• [Request]: List every line below containing "انتقال".

• [Material]:

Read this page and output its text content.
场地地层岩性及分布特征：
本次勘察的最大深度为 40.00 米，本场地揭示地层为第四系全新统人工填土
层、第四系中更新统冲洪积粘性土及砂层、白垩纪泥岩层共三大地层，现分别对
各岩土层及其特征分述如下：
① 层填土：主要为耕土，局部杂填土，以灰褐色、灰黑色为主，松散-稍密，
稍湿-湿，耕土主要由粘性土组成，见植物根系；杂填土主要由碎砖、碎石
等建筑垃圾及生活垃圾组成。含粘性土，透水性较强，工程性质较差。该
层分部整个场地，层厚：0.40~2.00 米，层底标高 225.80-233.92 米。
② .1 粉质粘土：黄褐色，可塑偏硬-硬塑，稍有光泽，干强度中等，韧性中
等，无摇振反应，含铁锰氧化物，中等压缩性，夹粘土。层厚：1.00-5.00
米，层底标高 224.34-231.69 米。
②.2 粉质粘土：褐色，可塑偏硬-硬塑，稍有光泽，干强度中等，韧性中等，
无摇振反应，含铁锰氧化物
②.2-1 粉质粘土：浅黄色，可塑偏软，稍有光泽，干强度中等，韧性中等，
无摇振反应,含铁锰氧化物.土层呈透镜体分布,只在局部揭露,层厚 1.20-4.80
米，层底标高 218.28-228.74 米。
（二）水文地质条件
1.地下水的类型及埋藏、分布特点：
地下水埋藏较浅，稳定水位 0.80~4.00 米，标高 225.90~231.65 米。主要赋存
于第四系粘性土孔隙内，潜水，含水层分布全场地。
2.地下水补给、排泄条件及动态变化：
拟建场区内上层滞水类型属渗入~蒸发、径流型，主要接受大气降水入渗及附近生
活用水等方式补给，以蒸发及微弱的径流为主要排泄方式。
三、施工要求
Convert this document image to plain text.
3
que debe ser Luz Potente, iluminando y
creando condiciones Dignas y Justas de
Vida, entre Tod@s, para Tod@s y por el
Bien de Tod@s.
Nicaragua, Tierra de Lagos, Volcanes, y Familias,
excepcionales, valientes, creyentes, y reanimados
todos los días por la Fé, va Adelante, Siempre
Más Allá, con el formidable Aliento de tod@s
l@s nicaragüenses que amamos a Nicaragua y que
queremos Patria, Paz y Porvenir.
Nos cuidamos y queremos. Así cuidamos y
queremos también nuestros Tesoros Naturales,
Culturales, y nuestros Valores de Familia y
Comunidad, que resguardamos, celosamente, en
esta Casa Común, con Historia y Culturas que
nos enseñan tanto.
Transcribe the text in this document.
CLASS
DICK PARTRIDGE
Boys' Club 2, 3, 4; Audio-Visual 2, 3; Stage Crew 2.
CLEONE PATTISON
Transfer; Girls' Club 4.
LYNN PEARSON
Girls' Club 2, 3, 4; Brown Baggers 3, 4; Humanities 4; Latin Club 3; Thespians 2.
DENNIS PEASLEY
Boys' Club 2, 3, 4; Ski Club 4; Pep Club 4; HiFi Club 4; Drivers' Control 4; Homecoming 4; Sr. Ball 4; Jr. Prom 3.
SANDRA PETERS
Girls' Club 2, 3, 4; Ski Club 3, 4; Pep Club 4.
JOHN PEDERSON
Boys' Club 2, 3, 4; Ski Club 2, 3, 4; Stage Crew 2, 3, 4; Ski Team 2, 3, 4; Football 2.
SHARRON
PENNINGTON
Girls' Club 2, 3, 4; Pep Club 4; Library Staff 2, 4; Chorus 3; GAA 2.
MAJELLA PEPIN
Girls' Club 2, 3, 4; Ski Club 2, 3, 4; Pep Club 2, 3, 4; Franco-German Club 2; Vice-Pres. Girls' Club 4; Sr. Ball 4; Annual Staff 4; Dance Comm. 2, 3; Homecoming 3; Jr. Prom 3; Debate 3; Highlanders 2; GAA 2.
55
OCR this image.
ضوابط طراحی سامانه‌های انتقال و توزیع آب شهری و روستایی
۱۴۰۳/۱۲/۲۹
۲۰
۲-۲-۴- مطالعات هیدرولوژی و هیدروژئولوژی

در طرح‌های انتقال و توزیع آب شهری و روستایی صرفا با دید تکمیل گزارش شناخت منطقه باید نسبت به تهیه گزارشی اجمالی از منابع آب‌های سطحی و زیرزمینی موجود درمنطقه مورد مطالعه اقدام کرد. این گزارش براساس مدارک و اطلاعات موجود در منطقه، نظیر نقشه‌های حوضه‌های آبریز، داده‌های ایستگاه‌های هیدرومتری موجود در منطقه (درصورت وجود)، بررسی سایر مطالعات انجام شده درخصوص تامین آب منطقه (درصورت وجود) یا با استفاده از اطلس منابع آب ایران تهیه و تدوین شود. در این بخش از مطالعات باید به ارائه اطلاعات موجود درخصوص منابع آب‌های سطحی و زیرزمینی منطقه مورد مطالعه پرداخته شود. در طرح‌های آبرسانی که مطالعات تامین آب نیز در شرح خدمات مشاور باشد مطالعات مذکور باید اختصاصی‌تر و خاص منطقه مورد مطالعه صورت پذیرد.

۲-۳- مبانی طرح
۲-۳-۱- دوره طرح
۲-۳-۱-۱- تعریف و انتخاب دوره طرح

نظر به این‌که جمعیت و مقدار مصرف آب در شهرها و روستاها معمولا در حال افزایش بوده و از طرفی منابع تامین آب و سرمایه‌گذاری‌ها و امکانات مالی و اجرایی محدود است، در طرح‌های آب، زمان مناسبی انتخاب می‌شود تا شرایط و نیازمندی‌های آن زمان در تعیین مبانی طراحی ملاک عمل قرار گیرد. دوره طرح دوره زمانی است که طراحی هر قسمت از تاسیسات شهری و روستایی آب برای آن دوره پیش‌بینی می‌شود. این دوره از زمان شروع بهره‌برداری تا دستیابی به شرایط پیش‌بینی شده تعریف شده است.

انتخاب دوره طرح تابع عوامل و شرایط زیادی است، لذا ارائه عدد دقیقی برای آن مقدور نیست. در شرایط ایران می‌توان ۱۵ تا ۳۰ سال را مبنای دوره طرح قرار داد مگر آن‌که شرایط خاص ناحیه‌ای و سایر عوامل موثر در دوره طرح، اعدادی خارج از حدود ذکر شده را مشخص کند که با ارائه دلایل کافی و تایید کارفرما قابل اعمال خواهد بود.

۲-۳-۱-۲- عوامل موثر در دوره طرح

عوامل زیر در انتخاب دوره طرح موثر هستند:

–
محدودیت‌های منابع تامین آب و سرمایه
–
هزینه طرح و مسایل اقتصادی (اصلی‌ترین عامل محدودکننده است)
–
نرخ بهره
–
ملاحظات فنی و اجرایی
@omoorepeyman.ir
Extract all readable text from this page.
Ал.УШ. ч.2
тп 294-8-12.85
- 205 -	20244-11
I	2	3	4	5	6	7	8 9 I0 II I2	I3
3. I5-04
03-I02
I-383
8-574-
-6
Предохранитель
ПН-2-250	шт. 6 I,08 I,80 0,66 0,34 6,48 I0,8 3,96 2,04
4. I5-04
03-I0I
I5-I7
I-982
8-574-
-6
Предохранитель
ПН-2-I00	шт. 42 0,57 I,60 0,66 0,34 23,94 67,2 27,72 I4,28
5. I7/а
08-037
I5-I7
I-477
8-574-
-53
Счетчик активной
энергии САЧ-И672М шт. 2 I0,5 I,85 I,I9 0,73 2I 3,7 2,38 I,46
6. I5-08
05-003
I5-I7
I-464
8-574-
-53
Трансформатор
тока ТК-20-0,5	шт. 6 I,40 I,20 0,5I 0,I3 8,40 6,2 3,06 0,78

• [Answer to the task]:
ضوابط طراحی سامانه‌های انتقال و توزیع آب شهری و روستایی
در طرح‌های انتقال و توزیع آب شهری و روستایی صرفا با دید تکمیل گزارش شناخت منطقه باید نسبت به تهیه گزارشی اجمالی از منابع آب‌های سطحی و زیرزمینی موجود درمنطقه مورد مطالعه اقدام کرد. این گزارش براساس مدارک و اطلاعات موجود در منطقه، نظیر نقشه‌های حوضه‌های آبریز، داده‌های ایستگاه‌های هیدرومتری موجود در منطقه (درصورت وجود)، بررسی سایر مطالعات انجام شده درخصوص تامین آب منطقه (درصورت وجود) یا با استفاده از اطلس منابع آب ایران تهیه و تدوین شود. در این بخش از مطالعات باید به ارائه اطلاعات موجود درخصوص منابع آب‌های سطحی و زیرزمینی منطقه مورد مطالعه پرداخته شود. در طرح‌های آبرسانی که مطالعات تامین آب نیز در شرح خدمات مشاور باشد مطالعات مذکور باید اختصاصی‌تر و خاص منطقه مورد مطالعه صورت پذیرد.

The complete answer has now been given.